WHAT IS NEEDED:
Find the lines holding "their" and copy them.

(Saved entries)
▬▬▬▬▬▬

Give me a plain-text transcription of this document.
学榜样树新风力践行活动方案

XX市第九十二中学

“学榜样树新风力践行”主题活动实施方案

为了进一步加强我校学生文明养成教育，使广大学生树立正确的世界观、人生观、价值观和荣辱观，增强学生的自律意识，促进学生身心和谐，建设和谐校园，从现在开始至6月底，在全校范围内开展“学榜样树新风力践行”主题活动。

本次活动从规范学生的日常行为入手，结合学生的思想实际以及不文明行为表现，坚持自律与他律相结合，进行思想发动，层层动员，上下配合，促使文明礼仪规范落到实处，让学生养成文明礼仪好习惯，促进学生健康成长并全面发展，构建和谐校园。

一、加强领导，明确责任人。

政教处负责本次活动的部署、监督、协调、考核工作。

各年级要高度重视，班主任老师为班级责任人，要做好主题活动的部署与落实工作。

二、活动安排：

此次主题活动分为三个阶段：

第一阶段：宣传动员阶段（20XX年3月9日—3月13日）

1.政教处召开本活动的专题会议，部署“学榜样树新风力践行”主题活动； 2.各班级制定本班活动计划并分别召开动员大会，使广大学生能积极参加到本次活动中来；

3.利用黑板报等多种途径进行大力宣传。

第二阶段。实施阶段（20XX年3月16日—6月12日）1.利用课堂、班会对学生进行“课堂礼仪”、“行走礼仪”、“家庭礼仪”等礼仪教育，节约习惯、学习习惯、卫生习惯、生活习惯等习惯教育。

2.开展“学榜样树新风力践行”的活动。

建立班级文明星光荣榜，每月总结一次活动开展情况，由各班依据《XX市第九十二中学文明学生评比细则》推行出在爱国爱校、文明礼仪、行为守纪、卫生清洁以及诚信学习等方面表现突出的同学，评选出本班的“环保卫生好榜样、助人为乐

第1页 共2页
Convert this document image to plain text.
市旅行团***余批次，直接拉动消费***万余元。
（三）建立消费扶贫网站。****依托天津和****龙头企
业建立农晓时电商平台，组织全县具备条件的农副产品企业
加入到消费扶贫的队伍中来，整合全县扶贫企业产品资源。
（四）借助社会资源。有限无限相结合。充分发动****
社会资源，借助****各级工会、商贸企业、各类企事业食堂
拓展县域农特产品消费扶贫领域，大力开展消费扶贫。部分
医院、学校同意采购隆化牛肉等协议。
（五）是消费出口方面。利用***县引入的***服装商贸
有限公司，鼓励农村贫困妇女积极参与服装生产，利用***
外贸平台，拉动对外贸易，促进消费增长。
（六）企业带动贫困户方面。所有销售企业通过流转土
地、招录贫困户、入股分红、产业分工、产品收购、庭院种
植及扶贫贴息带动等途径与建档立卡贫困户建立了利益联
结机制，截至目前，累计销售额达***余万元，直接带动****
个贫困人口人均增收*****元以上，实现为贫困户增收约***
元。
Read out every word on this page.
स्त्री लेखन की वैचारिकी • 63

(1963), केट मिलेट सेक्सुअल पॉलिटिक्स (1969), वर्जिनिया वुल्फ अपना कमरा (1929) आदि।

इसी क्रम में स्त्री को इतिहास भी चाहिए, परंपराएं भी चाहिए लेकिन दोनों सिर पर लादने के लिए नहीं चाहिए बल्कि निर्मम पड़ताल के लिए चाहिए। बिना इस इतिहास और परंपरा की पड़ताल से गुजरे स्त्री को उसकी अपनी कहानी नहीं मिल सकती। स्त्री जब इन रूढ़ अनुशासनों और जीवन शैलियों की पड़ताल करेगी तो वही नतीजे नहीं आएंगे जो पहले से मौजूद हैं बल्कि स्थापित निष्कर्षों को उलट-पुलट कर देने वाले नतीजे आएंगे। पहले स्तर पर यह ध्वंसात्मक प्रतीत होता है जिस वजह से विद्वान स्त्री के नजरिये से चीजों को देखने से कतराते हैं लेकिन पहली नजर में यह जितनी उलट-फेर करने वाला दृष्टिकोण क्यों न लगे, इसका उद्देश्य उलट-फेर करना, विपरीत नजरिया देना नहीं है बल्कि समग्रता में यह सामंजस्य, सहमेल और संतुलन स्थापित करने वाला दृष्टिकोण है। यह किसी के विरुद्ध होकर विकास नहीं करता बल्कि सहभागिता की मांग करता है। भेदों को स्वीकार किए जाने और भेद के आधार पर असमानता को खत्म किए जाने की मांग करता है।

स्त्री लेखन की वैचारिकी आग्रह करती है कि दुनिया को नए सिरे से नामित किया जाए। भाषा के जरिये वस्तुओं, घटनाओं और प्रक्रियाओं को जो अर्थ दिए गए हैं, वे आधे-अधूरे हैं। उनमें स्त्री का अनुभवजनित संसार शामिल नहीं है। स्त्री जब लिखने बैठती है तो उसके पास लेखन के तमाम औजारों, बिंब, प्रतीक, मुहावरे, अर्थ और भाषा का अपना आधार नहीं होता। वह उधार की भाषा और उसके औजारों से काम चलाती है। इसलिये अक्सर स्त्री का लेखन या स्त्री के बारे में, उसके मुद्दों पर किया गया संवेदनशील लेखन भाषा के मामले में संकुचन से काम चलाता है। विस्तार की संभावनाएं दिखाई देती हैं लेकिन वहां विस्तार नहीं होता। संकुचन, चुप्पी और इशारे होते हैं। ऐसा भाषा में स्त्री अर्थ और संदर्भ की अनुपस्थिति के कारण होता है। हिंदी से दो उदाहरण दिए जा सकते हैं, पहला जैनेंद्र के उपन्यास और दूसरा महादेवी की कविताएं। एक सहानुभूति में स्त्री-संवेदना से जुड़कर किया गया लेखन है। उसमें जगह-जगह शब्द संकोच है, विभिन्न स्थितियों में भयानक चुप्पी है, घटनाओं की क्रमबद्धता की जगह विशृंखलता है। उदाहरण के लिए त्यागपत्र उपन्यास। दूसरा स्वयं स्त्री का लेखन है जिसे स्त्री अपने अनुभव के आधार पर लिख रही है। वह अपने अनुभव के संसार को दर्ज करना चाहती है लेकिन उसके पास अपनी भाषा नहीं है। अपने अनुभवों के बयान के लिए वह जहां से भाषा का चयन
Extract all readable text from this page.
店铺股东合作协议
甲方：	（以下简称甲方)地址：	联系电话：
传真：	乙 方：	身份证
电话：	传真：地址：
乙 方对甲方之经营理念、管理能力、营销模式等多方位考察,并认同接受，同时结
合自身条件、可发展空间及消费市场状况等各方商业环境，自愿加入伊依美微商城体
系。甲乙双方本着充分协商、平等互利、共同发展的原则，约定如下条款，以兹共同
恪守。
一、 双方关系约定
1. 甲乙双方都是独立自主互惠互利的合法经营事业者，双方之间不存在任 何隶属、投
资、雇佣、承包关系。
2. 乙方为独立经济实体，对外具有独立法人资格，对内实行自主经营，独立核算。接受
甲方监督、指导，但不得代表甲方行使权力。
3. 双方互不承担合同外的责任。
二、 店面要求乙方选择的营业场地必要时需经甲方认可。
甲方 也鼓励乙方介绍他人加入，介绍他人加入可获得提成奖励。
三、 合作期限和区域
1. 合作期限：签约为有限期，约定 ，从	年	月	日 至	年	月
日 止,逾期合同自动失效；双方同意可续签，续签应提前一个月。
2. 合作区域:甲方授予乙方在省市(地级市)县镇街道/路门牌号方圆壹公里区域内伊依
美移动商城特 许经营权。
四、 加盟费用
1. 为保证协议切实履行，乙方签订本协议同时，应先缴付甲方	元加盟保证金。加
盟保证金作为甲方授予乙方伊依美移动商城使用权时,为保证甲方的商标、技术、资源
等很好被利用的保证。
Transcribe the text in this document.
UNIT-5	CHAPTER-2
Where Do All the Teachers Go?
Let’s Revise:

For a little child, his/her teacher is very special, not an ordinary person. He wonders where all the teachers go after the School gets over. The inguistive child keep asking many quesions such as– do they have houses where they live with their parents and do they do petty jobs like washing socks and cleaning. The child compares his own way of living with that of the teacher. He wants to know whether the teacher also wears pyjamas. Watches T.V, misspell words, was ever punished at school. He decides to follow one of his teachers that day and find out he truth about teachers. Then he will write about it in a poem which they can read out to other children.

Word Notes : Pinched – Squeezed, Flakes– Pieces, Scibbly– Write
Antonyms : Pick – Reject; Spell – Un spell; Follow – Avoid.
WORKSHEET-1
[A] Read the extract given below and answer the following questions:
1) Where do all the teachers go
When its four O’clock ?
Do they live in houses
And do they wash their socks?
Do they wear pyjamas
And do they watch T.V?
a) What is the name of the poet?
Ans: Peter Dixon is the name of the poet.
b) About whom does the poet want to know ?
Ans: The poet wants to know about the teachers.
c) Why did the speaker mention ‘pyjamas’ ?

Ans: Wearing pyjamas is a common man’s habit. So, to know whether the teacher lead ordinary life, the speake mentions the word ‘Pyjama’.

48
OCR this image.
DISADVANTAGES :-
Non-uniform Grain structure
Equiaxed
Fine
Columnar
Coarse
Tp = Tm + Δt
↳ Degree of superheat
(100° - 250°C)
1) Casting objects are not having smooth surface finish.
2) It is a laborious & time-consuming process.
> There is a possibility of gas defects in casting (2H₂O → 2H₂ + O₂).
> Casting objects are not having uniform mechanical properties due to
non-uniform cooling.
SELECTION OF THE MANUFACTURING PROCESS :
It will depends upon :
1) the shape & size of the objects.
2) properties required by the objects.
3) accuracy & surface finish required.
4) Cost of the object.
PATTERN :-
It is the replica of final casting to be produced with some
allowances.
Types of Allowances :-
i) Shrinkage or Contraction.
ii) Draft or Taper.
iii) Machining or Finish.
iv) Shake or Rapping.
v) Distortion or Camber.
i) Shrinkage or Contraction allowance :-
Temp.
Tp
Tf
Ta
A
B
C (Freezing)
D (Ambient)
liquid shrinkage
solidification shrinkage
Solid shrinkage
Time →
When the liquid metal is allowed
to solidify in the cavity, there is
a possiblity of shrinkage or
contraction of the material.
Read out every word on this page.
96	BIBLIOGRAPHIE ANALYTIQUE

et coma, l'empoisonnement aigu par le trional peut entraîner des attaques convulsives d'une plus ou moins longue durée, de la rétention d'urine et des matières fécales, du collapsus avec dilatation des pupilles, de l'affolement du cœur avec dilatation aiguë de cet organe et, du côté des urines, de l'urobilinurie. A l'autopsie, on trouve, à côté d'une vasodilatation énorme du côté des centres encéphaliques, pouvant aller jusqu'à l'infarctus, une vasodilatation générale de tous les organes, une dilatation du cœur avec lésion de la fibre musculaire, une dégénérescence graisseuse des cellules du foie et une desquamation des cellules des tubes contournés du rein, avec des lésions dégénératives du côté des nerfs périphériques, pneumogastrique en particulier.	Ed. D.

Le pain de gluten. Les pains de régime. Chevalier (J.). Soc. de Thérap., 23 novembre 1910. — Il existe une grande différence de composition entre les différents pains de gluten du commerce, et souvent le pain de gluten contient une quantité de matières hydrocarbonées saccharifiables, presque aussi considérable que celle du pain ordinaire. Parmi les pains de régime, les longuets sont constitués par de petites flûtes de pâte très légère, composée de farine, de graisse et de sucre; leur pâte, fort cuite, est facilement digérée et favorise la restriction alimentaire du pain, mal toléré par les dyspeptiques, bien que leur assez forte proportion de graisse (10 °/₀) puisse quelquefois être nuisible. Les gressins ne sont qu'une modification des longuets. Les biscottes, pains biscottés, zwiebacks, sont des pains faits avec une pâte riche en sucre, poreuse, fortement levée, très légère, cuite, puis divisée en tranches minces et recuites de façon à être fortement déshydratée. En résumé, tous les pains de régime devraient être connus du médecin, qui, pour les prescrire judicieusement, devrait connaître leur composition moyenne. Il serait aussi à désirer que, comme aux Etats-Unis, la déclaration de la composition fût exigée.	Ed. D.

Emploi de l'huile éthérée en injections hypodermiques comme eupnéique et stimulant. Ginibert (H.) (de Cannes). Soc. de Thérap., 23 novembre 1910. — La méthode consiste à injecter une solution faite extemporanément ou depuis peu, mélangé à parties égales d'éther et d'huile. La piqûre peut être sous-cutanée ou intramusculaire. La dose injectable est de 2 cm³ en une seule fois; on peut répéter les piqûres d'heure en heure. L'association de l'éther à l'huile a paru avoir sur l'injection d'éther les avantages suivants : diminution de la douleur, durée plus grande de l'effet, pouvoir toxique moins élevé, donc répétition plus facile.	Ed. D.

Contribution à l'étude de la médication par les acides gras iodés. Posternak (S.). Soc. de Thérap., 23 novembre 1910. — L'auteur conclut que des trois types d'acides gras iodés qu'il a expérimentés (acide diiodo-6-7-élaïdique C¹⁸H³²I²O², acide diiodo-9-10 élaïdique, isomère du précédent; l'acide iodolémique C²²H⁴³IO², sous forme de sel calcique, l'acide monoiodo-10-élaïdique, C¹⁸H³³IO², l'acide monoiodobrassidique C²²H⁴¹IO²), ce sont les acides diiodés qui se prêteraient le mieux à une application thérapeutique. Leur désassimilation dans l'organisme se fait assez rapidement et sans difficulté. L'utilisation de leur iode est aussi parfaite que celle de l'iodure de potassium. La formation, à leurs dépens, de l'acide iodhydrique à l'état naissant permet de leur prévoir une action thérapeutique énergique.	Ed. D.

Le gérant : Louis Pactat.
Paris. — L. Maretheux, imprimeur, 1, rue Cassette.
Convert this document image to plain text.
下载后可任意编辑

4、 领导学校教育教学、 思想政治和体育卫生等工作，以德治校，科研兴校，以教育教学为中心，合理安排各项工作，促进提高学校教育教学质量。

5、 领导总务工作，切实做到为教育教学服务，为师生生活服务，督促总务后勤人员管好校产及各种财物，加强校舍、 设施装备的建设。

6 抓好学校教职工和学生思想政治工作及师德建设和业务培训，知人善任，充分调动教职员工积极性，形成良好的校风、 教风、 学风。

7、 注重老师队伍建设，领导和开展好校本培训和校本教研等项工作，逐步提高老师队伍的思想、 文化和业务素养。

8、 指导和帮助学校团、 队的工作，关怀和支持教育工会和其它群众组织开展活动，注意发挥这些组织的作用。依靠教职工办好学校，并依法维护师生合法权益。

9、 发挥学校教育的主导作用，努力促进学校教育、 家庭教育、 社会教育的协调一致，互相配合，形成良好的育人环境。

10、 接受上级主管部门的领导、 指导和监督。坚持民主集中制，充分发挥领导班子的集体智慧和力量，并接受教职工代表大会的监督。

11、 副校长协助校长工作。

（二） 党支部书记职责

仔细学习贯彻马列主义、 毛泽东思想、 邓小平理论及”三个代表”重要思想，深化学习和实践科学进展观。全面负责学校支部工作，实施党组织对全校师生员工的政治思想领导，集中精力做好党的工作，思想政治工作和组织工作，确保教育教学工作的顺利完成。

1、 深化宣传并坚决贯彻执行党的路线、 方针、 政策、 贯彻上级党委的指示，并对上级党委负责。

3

▬▬▬▬▬▬

COMPLETED TASK:
For a little child, his/her teacher is very special, not an ordinary person. He wonders where all the teachers go after the School gets over. The inguistive child keep asking many quesions such as– do they have houses where they live with their parents and do they do petty jobs like washing socks and cleaning. The child compares his own way of living with that of the teacher. He wants to know whether the teacher also wears pyjamas. Watches T.V, misspell words, was ever punished at school. He decides to follow one of his teachers that day and find out he truth about teachers. Then he will write about it in a poem which they can read out to other children.
And do they wash their socks?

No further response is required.